## EXCERPT TO READ
'''

Let's take a closer look at your lighting calculations.

partialColor = vec4( mix( partialColor.rgb, tex, 0.5 ), partialColor.a );

Hm... What is this line supposed to do? At that time, partialColor contains the diffusely shaded color (assuming a white material). If you really want to calculate the material color by mixing (which seems a bit strange), you should do the shading afterwards:

vec3 materialColor = mix( vec3(1.0, 1.0, 1.0), tex, 0.5 );
vec4 partialColor = vec4(diffuseColor[i] * diff * materialColor, 1.0);

Next line in your code:

partialColor += vec4( diffuseColor[i], 1.0 );

I have no clue what this is supposed to do. Leave it away.

Next lines:

vec3 vReflection = normalize( reflect( -normalize( vVaryingLightDir ), normalize( vVaryingNormal )));
float spec = max( 0.0, dot( normalize( vVaryingNormal ), vReflection ));

You are mixing Phong and Blinn-Phong. Phong requires the dot product of the reflected light vector and the eye vector. Blinn-Phong requires the dot product of the normal and the half vector between light and eye vector.

Next line:

partialColor.rgb += vec3( fSpec, fSpec, fSpec );

This should be multiplied by the light's specular color. Also, instead of checking diff != 0.0, you should check for spec > 0.

If you still experience problems, turn off specular lighting and see if diffuse lighting is correct.

Additionally, your lights seem a bit bright. The expected value of the light color is (0.05, 0.05, 0.05). 50 of those make up for a total of (2.5, 2.5, 2.5), which is far brighter than just a white light.

0
On

I don't see any distance based calculations but this is required otherwise everything in the scene is influenced by each of the lights in the same way.

There are different ways to calculate distance based lights the most common is inverse square root which is basically:

 intensity = 1 / sqrt(distance * distance)

You can also take a look at this article on GameDev. Of course you can get are much better look if you go with PBS ( Physical based shading; For example: Unreal Engine 4 shading ).

'''

## EXERCISE OBJECTIVE
Reproduce the shader lighting review from "partialColor.rgb += vec3( fSpec, fSpec, fSpec" down to "a white light.".

Collection entries:
'''

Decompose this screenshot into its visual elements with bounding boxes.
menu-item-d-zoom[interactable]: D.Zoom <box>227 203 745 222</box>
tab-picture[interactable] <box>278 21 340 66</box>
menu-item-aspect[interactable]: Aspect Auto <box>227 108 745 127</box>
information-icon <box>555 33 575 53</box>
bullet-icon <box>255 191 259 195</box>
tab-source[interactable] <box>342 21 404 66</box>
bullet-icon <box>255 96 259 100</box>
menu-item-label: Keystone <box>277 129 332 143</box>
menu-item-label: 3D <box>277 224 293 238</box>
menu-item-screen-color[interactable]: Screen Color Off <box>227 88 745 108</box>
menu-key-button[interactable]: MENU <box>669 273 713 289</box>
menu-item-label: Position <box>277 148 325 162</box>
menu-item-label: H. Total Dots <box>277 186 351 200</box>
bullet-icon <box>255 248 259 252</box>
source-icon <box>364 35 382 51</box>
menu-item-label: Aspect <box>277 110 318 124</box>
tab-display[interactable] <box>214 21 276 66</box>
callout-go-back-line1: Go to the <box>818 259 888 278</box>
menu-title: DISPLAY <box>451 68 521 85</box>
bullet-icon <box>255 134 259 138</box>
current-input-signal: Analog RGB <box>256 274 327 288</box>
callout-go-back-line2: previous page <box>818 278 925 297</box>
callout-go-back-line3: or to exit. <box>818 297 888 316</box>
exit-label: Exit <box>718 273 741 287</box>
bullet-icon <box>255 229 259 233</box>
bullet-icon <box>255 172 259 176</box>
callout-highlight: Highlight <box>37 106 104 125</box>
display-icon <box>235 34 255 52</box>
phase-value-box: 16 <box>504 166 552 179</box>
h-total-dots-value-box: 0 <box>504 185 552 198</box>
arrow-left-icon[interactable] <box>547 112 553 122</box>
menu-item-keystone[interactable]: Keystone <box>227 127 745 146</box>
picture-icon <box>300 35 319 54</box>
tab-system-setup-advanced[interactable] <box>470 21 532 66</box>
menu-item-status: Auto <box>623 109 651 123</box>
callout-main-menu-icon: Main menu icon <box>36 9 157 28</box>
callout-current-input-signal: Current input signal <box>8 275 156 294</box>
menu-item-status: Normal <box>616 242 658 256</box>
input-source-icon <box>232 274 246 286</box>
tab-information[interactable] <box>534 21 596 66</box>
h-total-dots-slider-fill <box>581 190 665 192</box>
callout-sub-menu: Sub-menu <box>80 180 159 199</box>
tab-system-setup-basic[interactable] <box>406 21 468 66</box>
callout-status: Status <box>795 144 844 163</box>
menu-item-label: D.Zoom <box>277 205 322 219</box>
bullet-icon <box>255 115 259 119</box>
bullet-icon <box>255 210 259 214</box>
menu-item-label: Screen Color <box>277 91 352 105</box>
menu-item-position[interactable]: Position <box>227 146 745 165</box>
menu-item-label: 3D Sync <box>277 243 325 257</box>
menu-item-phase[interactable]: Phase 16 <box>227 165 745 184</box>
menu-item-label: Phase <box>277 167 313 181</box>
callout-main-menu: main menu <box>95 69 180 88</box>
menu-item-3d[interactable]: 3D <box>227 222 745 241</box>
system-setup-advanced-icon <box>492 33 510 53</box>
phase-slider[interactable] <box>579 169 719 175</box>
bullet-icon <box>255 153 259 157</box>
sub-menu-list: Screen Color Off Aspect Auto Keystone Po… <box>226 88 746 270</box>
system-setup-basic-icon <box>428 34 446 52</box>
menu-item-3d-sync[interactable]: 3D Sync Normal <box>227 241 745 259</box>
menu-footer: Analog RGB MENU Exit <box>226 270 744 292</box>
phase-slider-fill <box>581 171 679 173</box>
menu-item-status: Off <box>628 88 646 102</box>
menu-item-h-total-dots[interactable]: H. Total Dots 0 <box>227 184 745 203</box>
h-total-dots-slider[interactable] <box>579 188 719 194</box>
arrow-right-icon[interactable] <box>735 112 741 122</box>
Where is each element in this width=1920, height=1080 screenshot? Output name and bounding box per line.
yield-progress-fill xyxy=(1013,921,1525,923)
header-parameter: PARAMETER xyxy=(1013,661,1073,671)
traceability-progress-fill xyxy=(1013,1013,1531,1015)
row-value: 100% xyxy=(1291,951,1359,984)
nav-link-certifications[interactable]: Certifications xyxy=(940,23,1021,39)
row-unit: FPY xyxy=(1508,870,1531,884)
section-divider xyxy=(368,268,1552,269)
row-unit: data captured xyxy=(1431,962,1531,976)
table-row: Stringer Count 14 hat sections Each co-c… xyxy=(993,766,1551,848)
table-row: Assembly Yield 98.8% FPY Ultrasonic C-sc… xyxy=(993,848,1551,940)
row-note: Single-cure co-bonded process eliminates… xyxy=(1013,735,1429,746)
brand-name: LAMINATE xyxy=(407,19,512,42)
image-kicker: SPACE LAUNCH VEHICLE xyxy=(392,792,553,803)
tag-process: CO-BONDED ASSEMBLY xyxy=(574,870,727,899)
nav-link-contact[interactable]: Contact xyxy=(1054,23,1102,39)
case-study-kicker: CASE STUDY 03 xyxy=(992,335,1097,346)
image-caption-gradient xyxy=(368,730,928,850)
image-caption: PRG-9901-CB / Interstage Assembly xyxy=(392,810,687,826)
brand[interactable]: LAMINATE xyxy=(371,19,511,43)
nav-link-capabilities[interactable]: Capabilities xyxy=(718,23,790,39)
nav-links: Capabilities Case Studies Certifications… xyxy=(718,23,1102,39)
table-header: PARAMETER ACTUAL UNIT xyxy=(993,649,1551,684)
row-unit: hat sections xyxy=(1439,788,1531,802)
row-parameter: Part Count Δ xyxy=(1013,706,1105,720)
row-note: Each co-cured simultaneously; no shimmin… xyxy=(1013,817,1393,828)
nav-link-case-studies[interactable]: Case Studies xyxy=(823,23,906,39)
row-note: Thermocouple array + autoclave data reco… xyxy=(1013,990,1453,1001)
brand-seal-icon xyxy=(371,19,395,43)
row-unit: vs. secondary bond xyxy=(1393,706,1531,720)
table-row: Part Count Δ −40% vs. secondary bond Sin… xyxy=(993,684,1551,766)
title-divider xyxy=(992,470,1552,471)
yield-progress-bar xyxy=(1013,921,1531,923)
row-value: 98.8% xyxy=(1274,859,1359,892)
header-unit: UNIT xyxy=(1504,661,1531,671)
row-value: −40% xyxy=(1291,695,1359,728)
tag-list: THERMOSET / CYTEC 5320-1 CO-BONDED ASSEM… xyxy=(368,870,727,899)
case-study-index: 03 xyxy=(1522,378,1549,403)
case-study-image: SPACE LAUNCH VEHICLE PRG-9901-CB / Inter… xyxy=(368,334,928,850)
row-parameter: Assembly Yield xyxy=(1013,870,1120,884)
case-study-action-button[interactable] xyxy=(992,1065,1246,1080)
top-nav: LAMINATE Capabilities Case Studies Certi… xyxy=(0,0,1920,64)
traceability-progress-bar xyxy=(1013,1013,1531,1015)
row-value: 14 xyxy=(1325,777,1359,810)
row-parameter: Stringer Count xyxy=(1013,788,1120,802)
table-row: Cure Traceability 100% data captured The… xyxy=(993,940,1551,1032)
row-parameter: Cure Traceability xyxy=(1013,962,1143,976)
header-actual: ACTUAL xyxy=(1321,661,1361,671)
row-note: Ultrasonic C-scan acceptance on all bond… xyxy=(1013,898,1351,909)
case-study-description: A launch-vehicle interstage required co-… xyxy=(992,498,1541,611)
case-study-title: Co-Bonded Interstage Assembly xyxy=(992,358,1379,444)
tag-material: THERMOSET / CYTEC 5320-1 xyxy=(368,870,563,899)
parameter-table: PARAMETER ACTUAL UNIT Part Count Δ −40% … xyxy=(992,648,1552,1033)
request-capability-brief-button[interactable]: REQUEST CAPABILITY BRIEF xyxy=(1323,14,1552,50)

'''

## WRITTEN SOLUTION
partialColor.rgb += vec3( fSpec, fSpec, fSpec );

This should be multiplied by the light's specular color. Also, instead of checking diff != 0.0, you should check for spec > 0.

If you still experience problems, turn off specular lighting and see if diffuse lighting is correct.

Additionally, your lights seem a bit bright. The expected value of the light color is (0.05, 0.05, 0.05). 50 of those make up for a total of (2.5, 2.5, 2.5), which is far brighter than just a white light.